PROBLEM DETAILS:
The records underneath are to be repeated exactly, with the pictures left out.

Entries with figure data:

+---+

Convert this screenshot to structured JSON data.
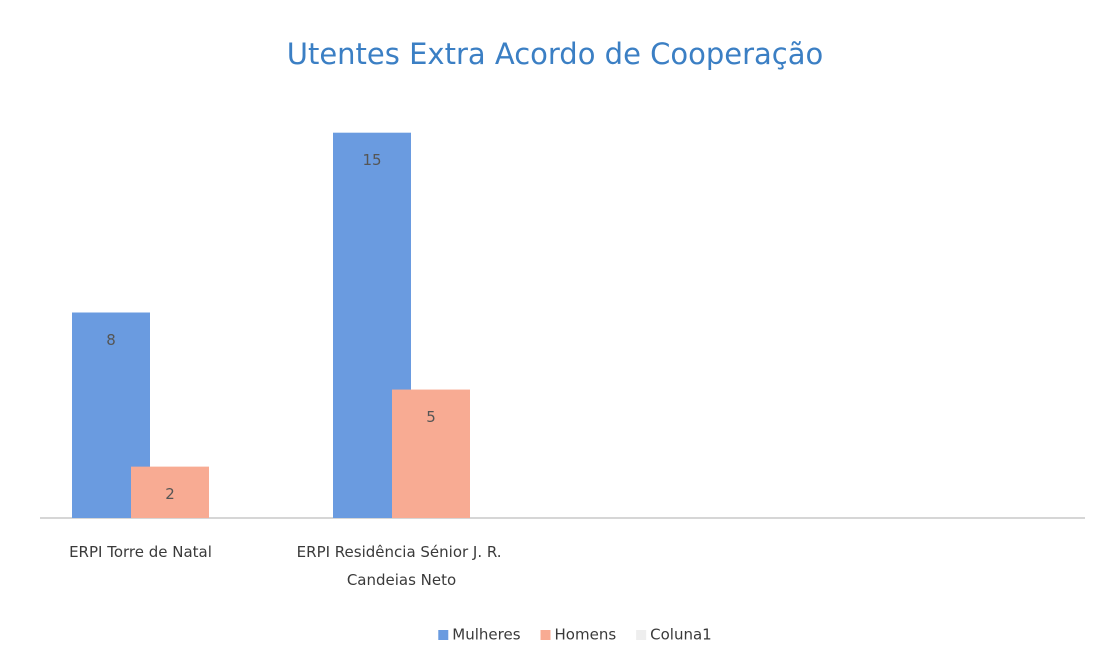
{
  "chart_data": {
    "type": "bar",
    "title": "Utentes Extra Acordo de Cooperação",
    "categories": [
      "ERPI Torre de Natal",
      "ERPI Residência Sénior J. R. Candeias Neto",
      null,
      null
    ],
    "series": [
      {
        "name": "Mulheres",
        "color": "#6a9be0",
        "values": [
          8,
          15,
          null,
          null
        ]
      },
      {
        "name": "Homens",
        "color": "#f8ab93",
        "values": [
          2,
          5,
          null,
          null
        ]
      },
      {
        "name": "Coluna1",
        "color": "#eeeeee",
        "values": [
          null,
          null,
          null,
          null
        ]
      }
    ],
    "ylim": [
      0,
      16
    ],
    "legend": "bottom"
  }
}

+---+

WORKED SOLUTION:
Convert this screenshot to structured JSON data.
{
  "chart_data": {
    "type": "bar",
    "title": "Utentes Extra Acordo de Cooperação",
    "categories": [
      "ERPI Torre de Natal",
      "ERPI Residência Sénior J. R. Candeias Neto",
      null,
      null
    ],
    "series": [
      {
        "name": "Mulheres",
        "color": "#6a9be0",
        "values": [
          8,
          15,
          null,
          null
        ]
      },
      {
        "name": "Homens",
        "color": "#f8ab93",
        "values": [
          2,
          5,
          null,
          null
        ]
      },
      {
        "name": "Coluna1",
        "color": "#eeeeee",
        "values": [
          null,
          null,
          null,
          null
        ]
      }
    ],
    "ylim": [
      0,
      16
    ],
    "legend": "bottom"
  }
}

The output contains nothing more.